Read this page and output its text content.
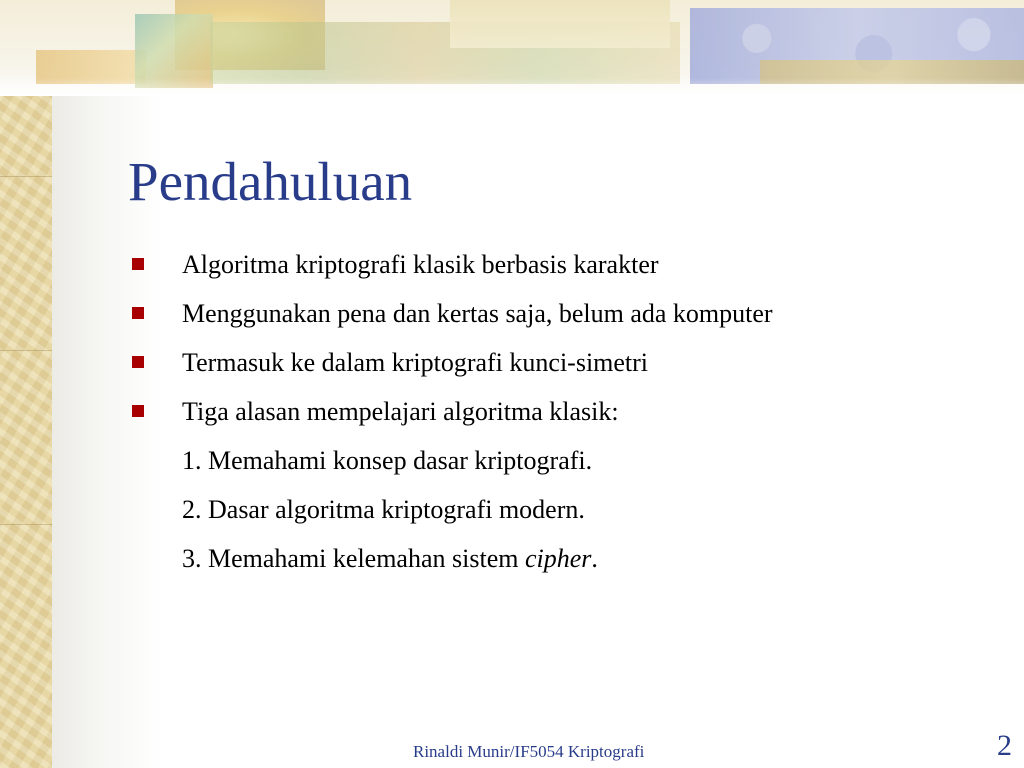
Pendahuluan
Algoritma kriptografi klasik berbasis karakter
Menggunakan pena dan kertas saja, belum ada komputer
Termasuk ke dalam kriptografi kunci-simetri
Tiga alasan mempelajari algoritma klasik:
1. Memahami konsep dasar kriptografi.
2. Dasar algoritma kriptografi modern.
3. Memahami kelemahan sistem cipher.
Rinaldi Munir/IF5054 Kriptografi	2
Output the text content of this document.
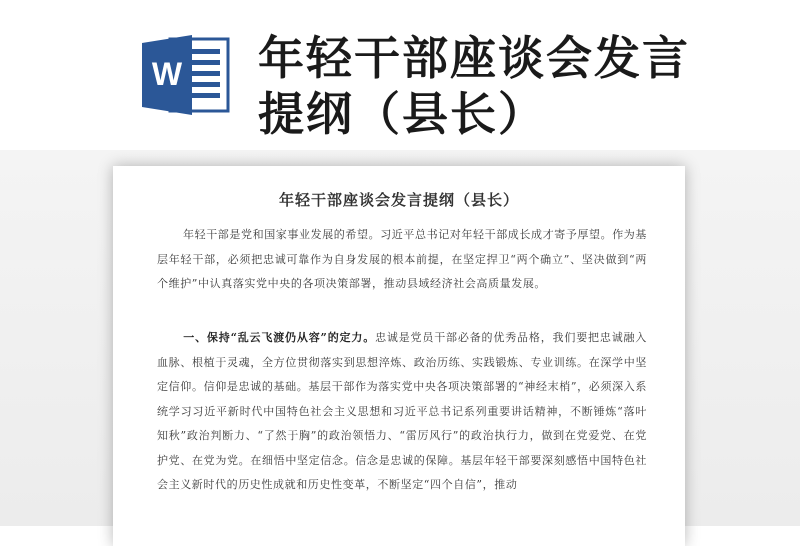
W 年轻干部座谈会发言
提纲（县长）
年轻干部座谈会发言提纲（县长）
年轻干部是党和国家事业发展的希望。习近平总书记对年轻干部成长成才寄予厚望。作为基层年轻干部，必须把忠诚可靠作为自身发展的根本前提，在坚定捍卫“两个确立”、坚决做到“两个维护”中认真落实党中央的各项决策部署，推动县域经济社会高质量发展。
一、保持“乱云飞渡仍从容”的定力。忠诚是党员干部必备的优秀品格，我们要把忠诚融入血脉、根植于灵魂，全方位贯彻落实到思想淬炼、政治历练、实践锻炼、专业训练。在深学中坚定信仰。信仰是忠诚的基础。基层干部作为落实党中央各项决策部署的“神经末梢”，必须深入系统学习习近平新时代中国特色社会主义思想和习近平总书记系列重要讲话精神，不断锤炼“落叶知秋”政治判断力、“了然于胸”的政治领悟力、“雷厉风行”的政治执行力，做到在党爱党、在党护党、在党为党。在细悟中坚定信念。信念是忠诚的保障。基层年轻干部要深刻感悟中国特色社会主义新时代的历史性成就和历史性变革，不断坚定“四个自信”，推动
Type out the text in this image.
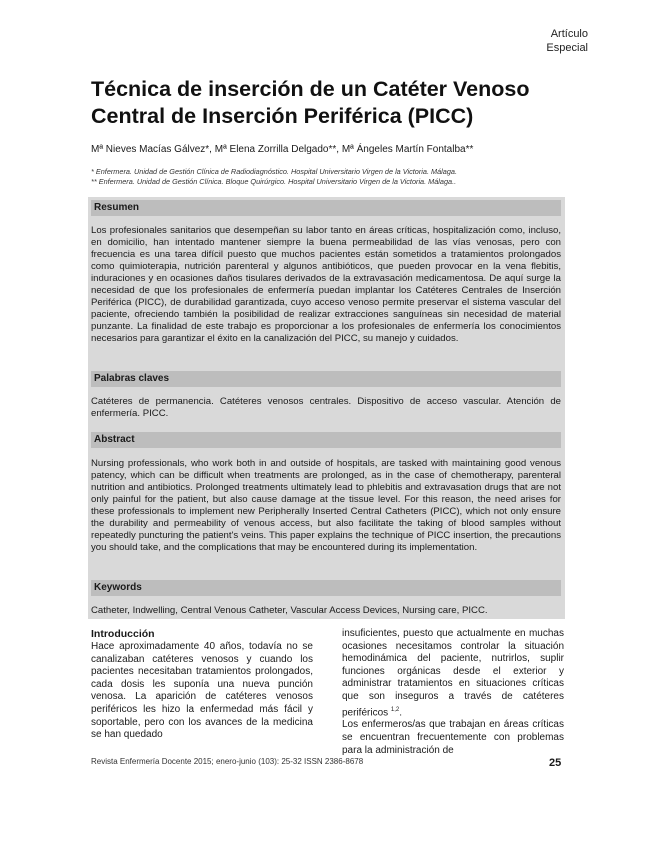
Artículo
Especial
Técnica de inserción de un Catéter Venoso Central de Inserción Periférica (PICC)

Mª Nieves Macías Gálvez*, Mª Elena Zorrilla Delgado**, Mª Ángeles Martín Fontalba**

* Enfermera. Unidad de Gestión Clínica de Radiodiagnóstico. Hospital Universitario Virgen de la Victoria. Málaga.

** Enfermera. Unidad de Gestión Clínica. Bloque Quirúrgico. Hospital Universitario Virgen de la Victoria. Málaga..

Resumen

Los profesionales sanitarios que desempeñan su labor tanto en áreas críticas, hospitalización como, incluso, en domicilio, han intentado mantener siempre la buena permeabilidad de las vías venosas, pero con frecuencia es una tarea difícil puesto que muchos pacientes están sometidos a tratamientos prolongados como quimioterapia, nutrición parenteral y algunos antibióticos, que pueden provocar en la vena flebitis, induraciones y en ocasiones daños tisulares derivados de la extravasación medicamentosa. De aquí surge la necesidad de que los profesionales de enfermería puedan implantar los Catéteres Centrales de Inserción Periférica (PICC), de durabilidad garantizada, cuyo acceso venoso permite preservar el sistema vascular del paciente, ofreciendo también la posibilidad de realizar extracciones sanguíneas sin necesidad de material punzante. La finalidad de este trabajo es proporcionar a los profesionales de enfermería los conocimientos necesarios para garantizar el éxito en la canalización del PICC, su manejo y cuidados.

Palabras claves

Catéteres de permanencia. Catéteres venosos centrales. Dispositivo de acceso vascular. Atención de enfermería. PICC.

Abstract

Nursing professionals, who work both in and outside of hospitals, are tasked with maintaining good venous patency, which can be difficult when treatments are prolonged, as in the case of chemotherapy, parenteral nutrition and antibiotics. Prolonged treatments ultimately lead to phlebitis and extravasation drugs that are not only painful for the patient, but also cause damage at the tissue level. For this reason, the need arises for these professionals to implement new Peripherally Inserted Central Catheters (PICC), which not only ensure the durability and permeability of venous access, but also facilitate the taking of blood samples without repeatedly puncturing the patient's veins. This paper explains the technique of PICC insertion, the precautions you should take, and the complications that may be encountered during its implementation.

Keywords

Catheter, Indwelling, Central Venous Catheter, Vascular Access Devices, Nursing care, PICC.

Introducción

Hace aproximadamente 40 años, todavía no se canalizaban catéteres venosos y cuando los pacientes necesitaban tratamientos prolongados, cada dosis les suponía una nueva punción venosa. La aparición de catéteres venosos periféricos les hizo la enfermedad más fácil y soportable, pero con los avances de la medicina se han quedado

insuficientes, puesto que actualmente en muchas ocasiones necesitamos controlar la situación hemodinámica del paciente, nutrirlos, suplir funciones orgánicas desde el exterior y administrar tratamientos en situaciones críticas que son inseguros a través de catéteres periféricos $^{1,2}$.

Los enfermeros/as que trabajan en áreas críticas se encuentran frecuentemente con problemas para la administración de

Revista Enfermería Docente 2015; enero-junio (103): 25-32 ISSN 2386-8678	25
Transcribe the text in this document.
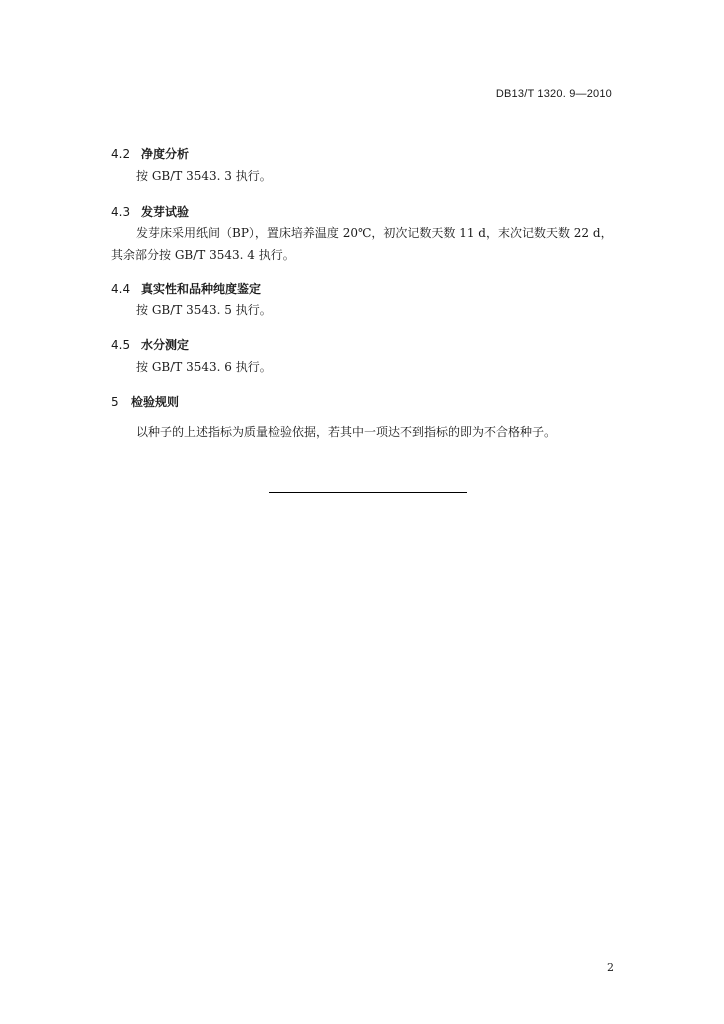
DB13/T 1320. 9—2010
4.2 净度分析
按 GB/T 3543. 3 执行。
4.3 发芽试验
发芽床采用纸间（BP），置床培养温度 20℃，初次记数天数 11 d，末次记数天数 22 d，
其余部分按 GB/T 3543. 4 执行。
4.4 真实性和品种纯度鉴定
按 GB/T 3543. 5 执行。
4.5 水分测定
按 GB/T 3543. 6 执行。
5 检验规则
以种子的上述指标为质量检验依据，若其中一项达不到指标的即为不合格种子。
2
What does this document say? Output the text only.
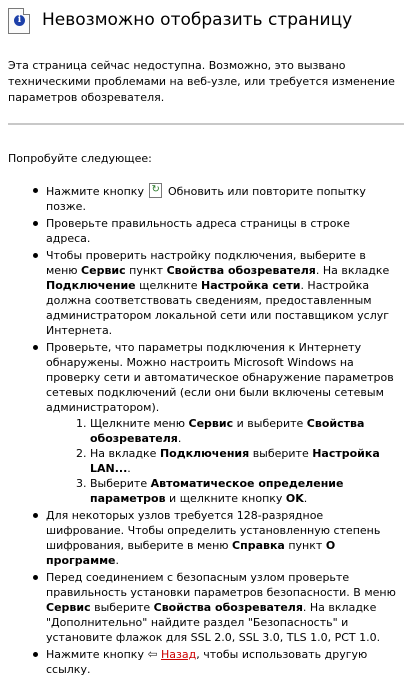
i Невозможно отобразить страницу
Эта страница сейчас недоступна. Возможно, это вызвано техническими проблемами на веб-узле, или требуется изменение параметров обозревателя.
Попробуйте следующее:
Нажмите кнопку ↻ Обновить или повторите попытку позже.
Проверьте правильность адреса страницы в строке адреса.
Чтобы проверить настройку подключения, выберите в меню Сервис пункт Свойства обозревателя. На вкладке Подключение щелкните Настройка сети. Настройка должна соответствовать сведениям, предоставленным администратором локальной сети или поставщиком услуг Интернета.
Проверьте, что параметры подключения к Интернету обнаружены. Можно настроить Microsoft Windows на проверку сети и автоматическое обнаружение параметров сетевых подключений (если они были включены сетевым администратором).
1. Щелкните меню Сервис и выберите Свойства обозревателя.
2. На вкладке Подключения выберите Настройка LAN....
3. Выберите Автоматическое определение параметров и щелкните кнопку OK.
Для некоторых узлов требуется 128-разрядное шифрование. Чтобы определить установленную степень шифрования, выберите в меню Справка пункт О программе.
Перед соединением с безопасным узлом проверьте правильность установки параметров безопасности. В меню Сервис выберите Свойства обозревателя. На вкладке "Дополнительно" найдите раздел "Безопасность" и установите флажок для SSL 2.0, SSL 3.0, TLS 1.0, PCT 1.0.
Нажмите кнопку ⇦ Назад, чтобы использовать другую ссылку.
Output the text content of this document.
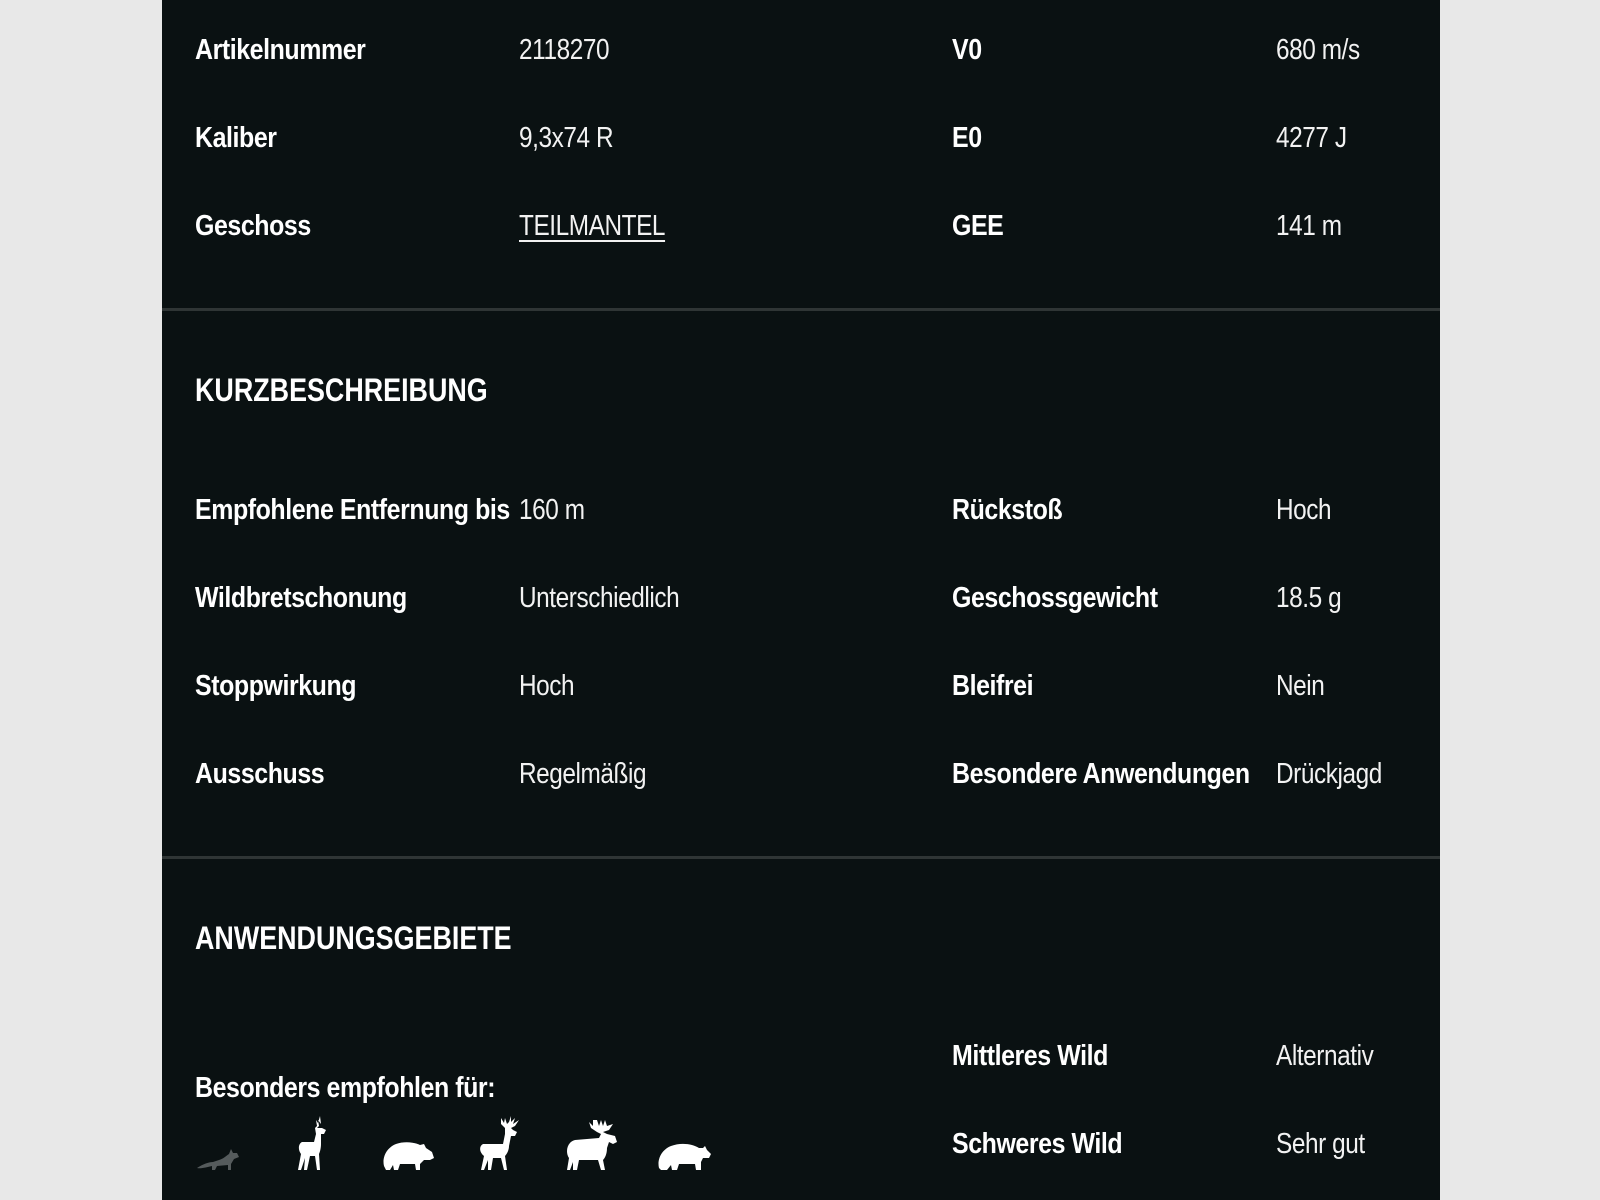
Artikelnummer	2118270	V0	680 m/s
Kaliber	9,3x74 R	E0	4277 J
Geschoss	TEILMANTEL	GEE	141 m
KURZBESCHREIBUNG
Empfohlene Entfernung bis 160 m	Rückstoß	Hoch
Wildbretschonung	Unterschiedlich	Geschossgewicht	18.5 g
Stoppwirkung	Hoch	Bleifrei	Nein
Ausschuss	Regelmäßig	Besondere Anwendungen Drückjagd
ANWENDUNGSGEBIETE
Besonders empfohlen für:
Mittleres Wild	Alternativ
Schweres Wild	Sehr gut
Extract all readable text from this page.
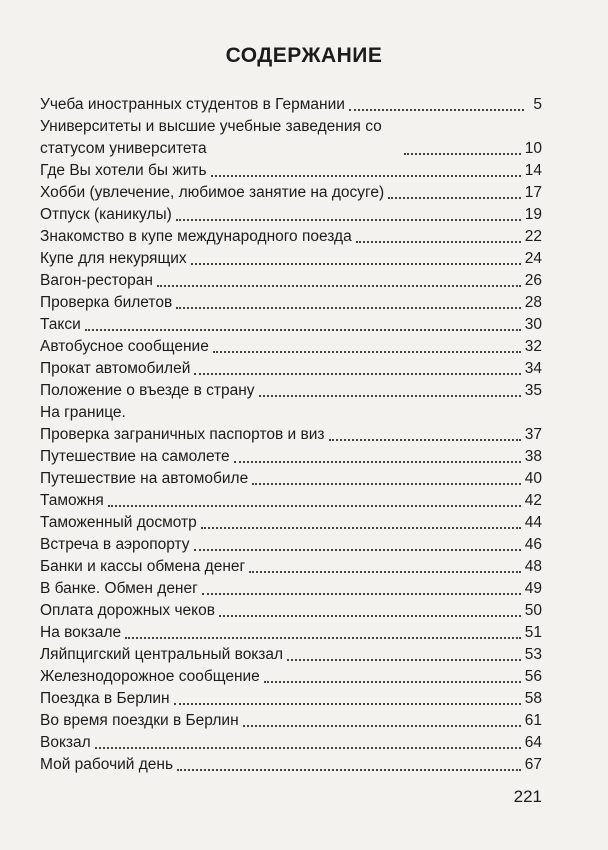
СОДЕРЖАНИЕ
Учеба иностранных студентов в Германии	5
Университеты и высшие учебные заведения со статусом университета	10
Где Вы хотели бы жить	14
Хобби (увлечение, любимое занятие на досуге)	17
Отпуск (каникулы)	19
Знакомство в купе международного поезда	22
Купе для некурящих	24
Вагон-ресторан	26
Проверка билетов	28
Такси	30
Автобусное сообщение	32
Прокат автомобилей	34
Положение о въезде в страну	35
На границе.
Проверка заграничных паспортов и виз	37
Путешествие на самолете	38
Путешествие на автомобиле	40
Таможня	42
Таможенный досмотр	44
Встреча в аэропорту	46
Банки и кассы обмена денег	48
В банке. Обмен денег	49
Оплата дорожных чеков	50
На вокзале	51
Ляйпцигский центральный вокзал	53
Железнодорожное сообщение	56
Поездка в Берлин	58
Во время поездки в Берлин	61
Вокзал	64
Мой рабочий день	67
221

EXERCISE DETAILS: Collect each line above holding the string "críticas".

PROBLEM SOLUTION:
Los profesionales sanitarios que desempeñan su labor tanto en áreas críticas, hospitalización como, incluso, en domicilio, han intentado mantener siempre la buena permeabilidad de las vías venosas, pero con frecuencia es una tarea difícil puesto que muchos pacientes están sometidos a tratamientos prolongados como quimioterapia, nutrición parenteral y algunos antibióticos, que pueden provocar en la vena flebitis, induraciones y en ocasiones daños tisulares derivados de la extravasación medicamentosa. De aquí surge la necesidad de que los profesionales de enfermería puedan implantar los Catéteres Centrales de Inserción Periférica (PICC), de durabilidad garantizada, cuyo acceso venoso permite preservar el sistema vascular del paciente, ofreciendo también la posibilidad de realizar extracciones sanguíneas sin necesidad de material punzante. La finalidad de este trabajo es proporcionar a los profesionales de enfermería los conocimientos necesarios para garantizar el éxito en la canalización del PICC, su manejo y cuidados.
insuficientes, puesto que actualmente en muchas ocasiones necesitamos controlar la situación hemodinámica del paciente, nutrirlos, suplir funciones orgánicas desde el exterior y administrar tratamientos en situaciones críticas que son inseguros a través de catéteres periféricos $^{1,2}$.
Los enfermeros/as que trabajan en áreas críticas se encuentran frecuentemente con problemas para la administración de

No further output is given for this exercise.